_Required task:_
Isolate every line in the records below with "type" in it.
---+---
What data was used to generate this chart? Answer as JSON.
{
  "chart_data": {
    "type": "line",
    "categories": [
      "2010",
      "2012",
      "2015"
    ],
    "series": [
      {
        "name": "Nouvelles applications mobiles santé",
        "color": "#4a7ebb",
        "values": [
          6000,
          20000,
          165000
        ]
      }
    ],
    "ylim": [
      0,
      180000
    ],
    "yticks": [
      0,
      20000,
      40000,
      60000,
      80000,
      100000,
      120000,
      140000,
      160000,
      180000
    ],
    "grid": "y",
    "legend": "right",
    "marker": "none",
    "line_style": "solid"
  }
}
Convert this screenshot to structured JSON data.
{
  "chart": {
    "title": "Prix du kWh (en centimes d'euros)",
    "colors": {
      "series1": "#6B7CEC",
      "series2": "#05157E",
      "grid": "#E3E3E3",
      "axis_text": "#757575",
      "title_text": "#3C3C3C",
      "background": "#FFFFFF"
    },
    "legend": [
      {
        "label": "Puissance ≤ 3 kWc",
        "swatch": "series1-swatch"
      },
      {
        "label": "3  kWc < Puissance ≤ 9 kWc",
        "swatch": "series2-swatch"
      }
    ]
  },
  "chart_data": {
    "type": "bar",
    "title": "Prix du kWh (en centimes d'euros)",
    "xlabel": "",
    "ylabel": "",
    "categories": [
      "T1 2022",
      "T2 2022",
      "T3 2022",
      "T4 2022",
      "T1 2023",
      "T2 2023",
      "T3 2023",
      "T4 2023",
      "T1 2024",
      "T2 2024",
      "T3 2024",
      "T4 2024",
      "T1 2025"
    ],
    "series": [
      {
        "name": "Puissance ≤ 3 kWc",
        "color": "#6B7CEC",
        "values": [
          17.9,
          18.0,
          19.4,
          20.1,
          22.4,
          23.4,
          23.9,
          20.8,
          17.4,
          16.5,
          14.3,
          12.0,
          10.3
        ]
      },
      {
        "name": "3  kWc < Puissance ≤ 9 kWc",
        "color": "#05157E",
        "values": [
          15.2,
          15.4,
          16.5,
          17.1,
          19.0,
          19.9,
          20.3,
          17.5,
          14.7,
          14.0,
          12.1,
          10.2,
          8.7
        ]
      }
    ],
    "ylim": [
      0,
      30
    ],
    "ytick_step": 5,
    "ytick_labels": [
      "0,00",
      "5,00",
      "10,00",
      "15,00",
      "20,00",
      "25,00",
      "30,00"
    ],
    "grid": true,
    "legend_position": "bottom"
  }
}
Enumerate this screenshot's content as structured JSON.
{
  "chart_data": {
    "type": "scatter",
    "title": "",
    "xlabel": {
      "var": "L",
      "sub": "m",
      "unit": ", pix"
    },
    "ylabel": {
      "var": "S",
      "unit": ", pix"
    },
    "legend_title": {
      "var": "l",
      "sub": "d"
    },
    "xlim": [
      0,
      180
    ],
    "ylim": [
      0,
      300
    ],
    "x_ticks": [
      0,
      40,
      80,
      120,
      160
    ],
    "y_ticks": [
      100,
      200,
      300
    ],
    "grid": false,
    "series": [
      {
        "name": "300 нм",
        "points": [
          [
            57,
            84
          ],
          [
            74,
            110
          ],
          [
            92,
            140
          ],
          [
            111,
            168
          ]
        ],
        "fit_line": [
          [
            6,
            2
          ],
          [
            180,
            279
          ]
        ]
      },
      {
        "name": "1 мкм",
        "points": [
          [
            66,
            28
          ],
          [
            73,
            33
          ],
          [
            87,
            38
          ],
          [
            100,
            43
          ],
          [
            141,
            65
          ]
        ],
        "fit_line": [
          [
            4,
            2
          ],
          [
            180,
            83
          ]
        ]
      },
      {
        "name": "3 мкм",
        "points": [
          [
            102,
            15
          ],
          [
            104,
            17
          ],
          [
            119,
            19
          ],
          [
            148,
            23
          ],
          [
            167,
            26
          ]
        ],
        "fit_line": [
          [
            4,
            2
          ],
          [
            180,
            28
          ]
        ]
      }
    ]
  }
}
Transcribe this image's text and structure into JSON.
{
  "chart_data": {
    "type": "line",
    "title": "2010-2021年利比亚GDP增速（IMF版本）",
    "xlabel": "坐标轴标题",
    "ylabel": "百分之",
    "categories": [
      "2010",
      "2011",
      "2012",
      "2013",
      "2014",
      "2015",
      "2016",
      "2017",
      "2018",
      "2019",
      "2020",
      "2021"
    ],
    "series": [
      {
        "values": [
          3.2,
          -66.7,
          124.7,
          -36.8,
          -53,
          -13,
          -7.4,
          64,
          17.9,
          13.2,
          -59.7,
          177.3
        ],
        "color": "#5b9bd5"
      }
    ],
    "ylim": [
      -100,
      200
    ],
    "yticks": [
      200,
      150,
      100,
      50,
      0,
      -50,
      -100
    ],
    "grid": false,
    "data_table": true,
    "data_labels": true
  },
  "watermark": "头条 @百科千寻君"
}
---+---
_Output of the task:_
    "type": "line",
    "type": "bar",
    "type": "scatter",
    "type": "line",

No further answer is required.